Stored entries:
•••

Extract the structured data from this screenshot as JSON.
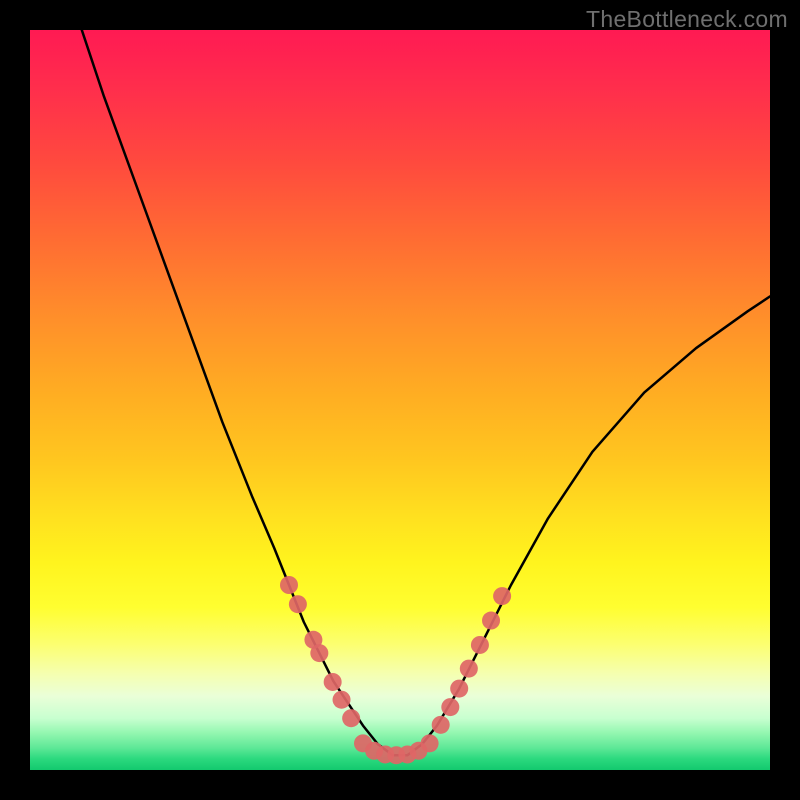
{
  "watermark": "TheBottleneck.com",
  "chart_data": {
    "type": "line",
    "title": "",
    "xlabel": "",
    "ylabel": "",
    "xlim": [
      0,
      100
    ],
    "ylim": [
      0,
      100
    ],
    "grid": false,
    "series": [
      {
        "name": "bottleneck-curve",
        "color": "#000000",
        "x": [
          7,
          10,
          14,
          18,
          22,
          26,
          30,
          33,
          35,
          37,
          39,
          41,
          43,
          45,
          47,
          49,
          51,
          53,
          55,
          58,
          61,
          65,
          70,
          76,
          83,
          90,
          97,
          100
        ],
        "y": [
          100,
          91,
          80,
          69,
          58,
          47,
          37,
          30,
          25,
          20,
          16,
          12,
          9,
          6,
          3.5,
          2,
          2,
          3.5,
          6,
          11,
          17,
          25,
          34,
          43,
          51,
          57,
          62,
          64
        ]
      }
    ],
    "markers": [
      {
        "name": "left-cluster",
        "color": "#de6666",
        "points_x": [
          35.0,
          36.2,
          38.3,
          39.1,
          40.9,
          42.1,
          43.4
        ],
        "points_y": [
          25.0,
          22.4,
          17.6,
          15.8,
          11.9,
          9.5,
          7.0
        ]
      },
      {
        "name": "floor-cluster",
        "color": "#de6666",
        "points_x": [
          45.0,
          46.5,
          48.0,
          49.5,
          51.0,
          52.5,
          54.0
        ],
        "points_y": [
          3.6,
          2.6,
          2.1,
          2.0,
          2.1,
          2.6,
          3.6
        ]
      },
      {
        "name": "right-cluster",
        "color": "#de6666",
        "points_x": [
          55.5,
          56.8,
          58.0,
          59.3,
          60.8,
          62.3,
          63.8
        ],
        "points_y": [
          6.1,
          8.5,
          11.0,
          13.7,
          16.9,
          20.2,
          23.5
        ]
      }
    ],
    "bands": [
      {
        "name": "pale-yellow-band",
        "y0": 78,
        "y1": 87,
        "color": "#fbffd2"
      },
      {
        "name": "green-band",
        "y0": 95,
        "y1": 100,
        "color": "#2bd97e"
      }
    ]
  }
}
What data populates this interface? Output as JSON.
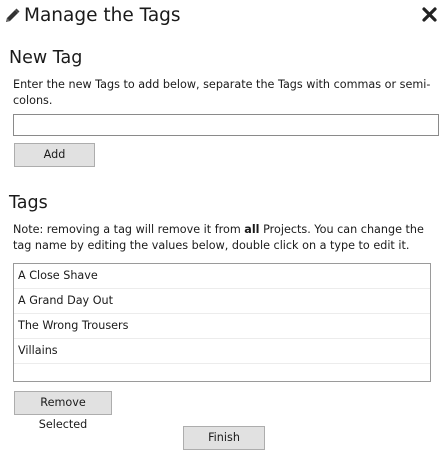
{
  "dialog": {
    "title": "Manage the Tags",
    "title_icon": "pencil-icon",
    "close_icon": "close-icon"
  },
  "new_tag": {
    "heading": "New Tag",
    "hint": "Enter the new Tags to add below, separate the Tags with commas or semi-colons.",
    "input_value": "",
    "input_placeholder": "",
    "add_label": "Add"
  },
  "tags": {
    "heading": "Tags",
    "note_prefix": "Note: removing a tag will remove it from ",
    "note_bold": "all",
    "note_suffix": " Projects. You can change the tag name by editing the values below, double click on a type to edit it.",
    "items": [
      {
        "label": "A Close Shave"
      },
      {
        "label": "A Grand Day Out"
      },
      {
        "label": "The Wrong Trousers"
      },
      {
        "label": "Villains"
      },
      {
        "label": ""
      }
    ],
    "remove_label": "Remove Selected"
  },
  "footer": {
    "finish_label": "Finish"
  },
  "colors": {
    "button_bg": "#e1e1e1",
    "button_border": "#adadad",
    "text": "#1a1a1a"
  }
}
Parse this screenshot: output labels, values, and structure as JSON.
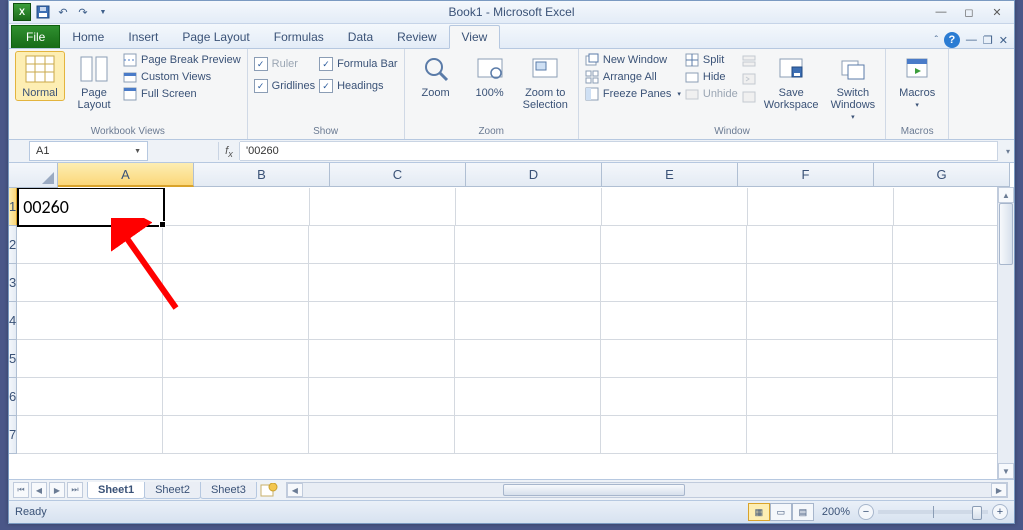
{
  "title": "Book1 - Microsoft Excel",
  "tabs": {
    "file": "File",
    "home": "Home",
    "insert": "Insert",
    "pagelayout": "Page Layout",
    "formulas": "Formulas",
    "data": "Data",
    "review": "Review",
    "view": "View"
  },
  "ribbon": {
    "views": {
      "normal": "Normal",
      "pagelayout": "Page\nLayout",
      "pagebreak": "Page Break Preview",
      "custom": "Custom Views",
      "full": "Full Screen",
      "group": "Workbook Views"
    },
    "show": {
      "ruler": "Ruler",
      "formulabar": "Formula Bar",
      "gridlines": "Gridlines",
      "headings": "Headings",
      "group": "Show"
    },
    "zoom": {
      "zoom": "Zoom",
      "hundred": "100%",
      "tosel": "Zoom to\nSelection",
      "group": "Zoom"
    },
    "window": {
      "neww": "New Window",
      "arr": "Arrange All",
      "freeze": "Freeze Panes",
      "split": "Split",
      "hide": "Hide",
      "unhide": "Unhide",
      "save": "Save\nWorkspace",
      "switch": "Switch\nWindows",
      "group": "Window"
    },
    "macros": {
      "macros": "Macros",
      "group": "Macros"
    }
  },
  "namebox": "A1",
  "formula": "'00260",
  "columns": [
    "A",
    "B",
    "C",
    "D",
    "E",
    "F",
    "G"
  ],
  "rows": [
    "1",
    "2",
    "3",
    "4",
    "5",
    "6",
    "7"
  ],
  "cellA1": "00260",
  "sheets": [
    "Sheet1",
    "Sheet2",
    "Sheet3"
  ],
  "status": {
    "ready": "Ready",
    "zoom": "200%"
  }
}
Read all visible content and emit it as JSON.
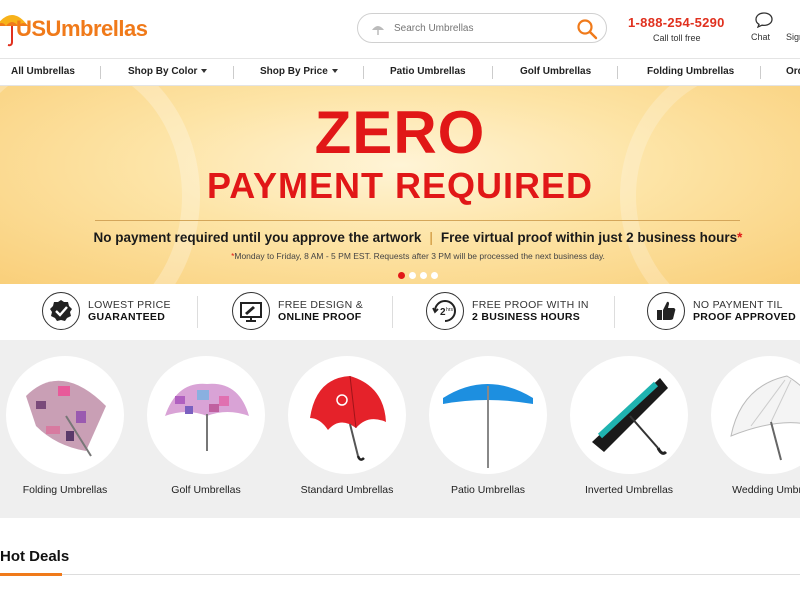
{
  "header": {
    "logo_text": "USUmbrellas",
    "search_placeholder": "Search Umbrellas",
    "phone": "1-888-254-5290",
    "phone_caption": "Call toll free",
    "chat_label": "Chat",
    "sign_label": "Sign"
  },
  "nav": {
    "items": [
      {
        "label": "All Umbrellas"
      },
      {
        "label": "Shop By Color"
      },
      {
        "label": "Shop By Price"
      },
      {
        "label": "Patio Umbrellas"
      },
      {
        "label": "Golf Umbrellas"
      },
      {
        "label": "Folding Umbrellas"
      },
      {
        "label": "Ord"
      }
    ]
  },
  "banner": {
    "title_line1": "ZERO",
    "title_line2": "PAYMENT REQUIRED",
    "subline_left": "No payment required until you approve the artwork",
    "subline_sep": "|",
    "subline_right": "Free virtual proof within just 2 business hours",
    "subline_star": "*",
    "note_star": "*",
    "note": "Monday to Friday, 8 AM - 5 PM EST. Requests after 3 PM will be processed the next business day.",
    "slide_count": 4,
    "active_slide": 1
  },
  "features": [
    {
      "line1": "LOWEST PRICE",
      "line2": "GUARANTEED",
      "icon": "badge-check-icon"
    },
    {
      "line1": "FREE DESIGN &",
      "line2": "ONLINE PROOF",
      "icon": "monitor-design-icon"
    },
    {
      "line1": "FREE PROOF WITH IN",
      "line2": "2 BUSINESS HOURS",
      "icon": "two-hours-icon"
    },
    {
      "line1": "NO PAYMENT TIL",
      "line2": "PROOF APPROVED",
      "icon": "thumbs-up-icon"
    }
  ],
  "categories": [
    {
      "label": "Folding Umbrellas"
    },
    {
      "label": "Golf Umbrellas"
    },
    {
      "label": "Standard Umbrellas"
    },
    {
      "label": "Patio Umbrellas"
    },
    {
      "label": "Inverted Umbrellas"
    },
    {
      "label": "Wedding Umbre"
    }
  ],
  "deals": {
    "title": "Hot Deals"
  },
  "colors": {
    "brand_orange": "#f07a1a",
    "phone_red": "#e0301e",
    "banner_red": "#e11717",
    "patio_blue": "#1d8fe0",
    "inverted_teal": "#1fb3b0"
  }
}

•••

### Exercise instructions
Pictures excluded, quote all the data above exactly.

### Solution
Extract the structured data from this screenshot as JSON.
{
  "watermark": "TheBottleneck.com",
  "chart_data": {
    "type": "line",
    "title": "",
    "xlabel": "",
    "ylabel": "",
    "xlim": [
      0,
      100
    ],
    "ylim": [
      0,
      100
    ],
    "grid": false,
    "series": [
      {
        "name": "bottleneck-curve",
        "color": "#000000",
        "x": [
          7,
          10,
          14,
          18,
          22,
          26,
          30,
          33,
          35,
          37,
          39,
          41,
          43,
          45,
          47,
          49,
          51,
          53,
          55,
          58,
          61,
          65,
          70,
          76,
          83,
          90,
          97,
          100
        ],
        "y": [
          100,
          91,
          80,
          69,
          58,
          47,
          37,
          30,
          25,
          20,
          16,
          12,
          9,
          6,
          3.5,
          2,
          2,
          3.5,
          6,
          11,
          17,
          25,
          34,
          43,
          51,
          57,
          62,
          64
        ]
      }
    ],
    "markers": [
      {
        "name": "left-cluster",
        "color": "#de6666",
        "points_x": [
          35.0,
          36.2,
          38.3,
          39.1,
          40.9,
          42.1,
          43.4
        ],
        "points_y": [
          25.0,
          22.4,
          17.6,
          15.8,
          11.9,
          9.5,
          7.0
        ]
      },
      {
        "name": "floor-cluster",
        "color": "#de6666",
        "points_x": [
          45.0,
          46.5,
          48.0,
          49.5,
          51.0,
          52.5,
          54.0
        ],
        "points_y": [
          3.6,
          2.6,
          2.1,
          2.0,
          2.1,
          2.6,
          3.6
        ]
      },
      {
        "name": "right-cluster",
        "color": "#de6666",
        "points_x": [
          55.5,
          56.8,
          58.0,
          59.3,
          60.8,
          62.3,
          63.8
        ],
        "points_y": [
          6.1,
          8.5,
          11.0,
          13.7,
          16.9,
          20.2,
          23.5
        ]
      }
    ],
    "bands": [
      {
        "name": "pale-yellow-band",
        "y0": 78,
        "y1": 87,
        "color": "#fbffd2"
      },
      {
        "name": "green-band",
        "y0": 95,
        "y1": 100,
        "color": "#2bd97e"
      }
    ]
  }
}
What data populates this interface? Output as JSON.
{
  "dialog": {
    "title": "Manage the Tags",
    "title_icon": "pencil-icon",
    "close_icon": "close-icon"
  },
  "new_tag": {
    "heading": "New Tag",
    "hint": "Enter the new Tags to add below, separate the Tags with commas or semi-colons.",
    "input_value": "",
    "input_placeholder": "",
    "add_label": "Add"
  },
  "tags": {
    "heading": "Tags",
    "note_prefix": "Note: removing a tag will remove it from ",
    "note_bold": "all",
    "note_suffix": " Projects. You can change the tag name by editing the values below, double click on a type to edit it.",
    "items": [
      {
        "label": "A Close Shave"
      },
      {
        "label": "A Grand Day Out"
      },
      {
        "label": "The Wrong Trousers"
      },
      {
        "label": "Villains"
      },
      {
        "label": ""
      }
    ],
    "remove_label": "Remove Selected"
  },
  "footer": {
    "finish_label": "Finish"
  },
  "colors": {
    "button_bg": "#e1e1e1",
    "button_border": "#adadad",
    "text": "#1a1a1a"
  }
}
Parse this screenshot: output labels, values, and structure as JSON.
{
  "title": "Book1 - Microsoft Excel",
  "tabs": {
    "file": "File",
    "home": "Home",
    "insert": "Insert",
    "pagelayout": "Page Layout",
    "formulas": "Formulas",
    "data": "Data",
    "review": "Review",
    "view": "View"
  },
  "ribbon": {
    "views": {
      "normal": "Normal",
      "pagelayout": "Page\nLayout",
      "pagebreak": "Page Break Preview",
      "custom": "Custom Views",
      "full": "Full Screen",
      "group": "Workbook Views"
    },
    "show": {
      "ruler": "Ruler",
      "formulabar": "Formula Bar",
      "gridlines": "Gridlines",
      "headings": "Headings",
      "group": "Show"
    },
    "zoom": {
      "zoom": "Zoom",
      "hundred": "100%",
      "tosel": "Zoom to\nSelection",
      "group": "Zoom"
    },
    "window": {
      "neww": "New Window",
      "arr": "Arrange All",
      "freeze": "Freeze Panes",
      "split": "Split",
      "hide": "Hide",
      "unhide": "Unhide",
      "save": "Save\nWorkspace",
      "switch": "Switch\nWindows",
      "group": "Window"
    },
    "macros": {
      "macros": "Macros",
      "group": "Macros"
    }
  },
  "namebox": "A1",
  "formula": "'00260",
  "columns": [
    "A",
    "B",
    "C",
    "D",
    "E",
    "F",
    "G"
  ],
  "rows": [
    "1",
    "2",
    "3",
    "4",
    "5",
    "6",
    "7"
  ],
  "cellA1": "00260",
  "sheets": [
    "Sheet1",
    "Sheet2",
    "Sheet3"
  ],
  "status": {
    "ready": "Ready",
    "zoom": "200%"
  }
}
Read all visible content and emit it as JSON.
{
  "header": {
    "logo_text": "USUmbrellas",
    "search_placeholder": "Search Umbrellas",
    "phone": "1-888-254-5290",
    "phone_caption": "Call toll free",
    "chat_label": "Chat",
    "sign_label": "Sign"
  },
  "nav": {
    "items": [
      {
        "label": "All Umbrellas"
      },
      {
        "label": "Shop By Color"
      },
      {
        "label": "Shop By Price"
      },
      {
        "label": "Patio Umbrellas"
      },
      {
        "label": "Golf Umbrellas"
      },
      {
        "label": "Folding Umbrellas"
      },
      {
        "label": "Ord"
      }
    ]
  },
  "banner": {
    "title_line1": "ZERO",
    "title_line2": "PAYMENT REQUIRED",
    "subline_left": "No payment required until you approve the artwork",
    "subline_sep": "|",
    "subline_right": "Free virtual proof within just 2 business hours",
    "subline_star": "*",
    "note_star": "*",
    "note": "Monday to Friday, 8 AM - 5 PM EST. Requests after 3 PM will be processed the next business day.",
    "slide_count": 4,
    "active_slide": 1
  },
  "features": [
    {
      "line1": "LOWEST PRICE",
      "line2": "GUARANTEED",
      "icon": "badge-check-icon"
    },
    {
      "line1": "FREE DESIGN &",
      "line2": "ONLINE PROOF",
      "icon": "monitor-design-icon"
    },
    {
      "line1": "FREE PROOF WITH IN",
      "line2": "2 BUSINESS HOURS",
      "icon": "two-hours-icon"
    },
    {
      "line1": "NO PAYMENT TIL",
      "line2": "PROOF APPROVED",
      "icon": "thumbs-up-icon"
    }
  ],
  "categories": [
    {
      "label": "Folding Umbrellas"
    },
    {
      "label": "Golf Umbrellas"
    },
    {
      "label": "Standard Umbrellas"
    },
    {
      "label": "Patio Umbrellas"
    },
    {
      "label": "Inverted Umbrellas"
    },
    {
      "label": "Wedding Umbre"
    }
  ],
  "deals": {
    "title": "Hot Deals"
  },
  "colors": {
    "brand_orange": "#f07a1a",
    "phone_red": "#e0301e",
    "banner_red": "#e11717",
    "patio_blue": "#1d8fe0",
    "inverted_teal": "#1fb3b0"
  }
}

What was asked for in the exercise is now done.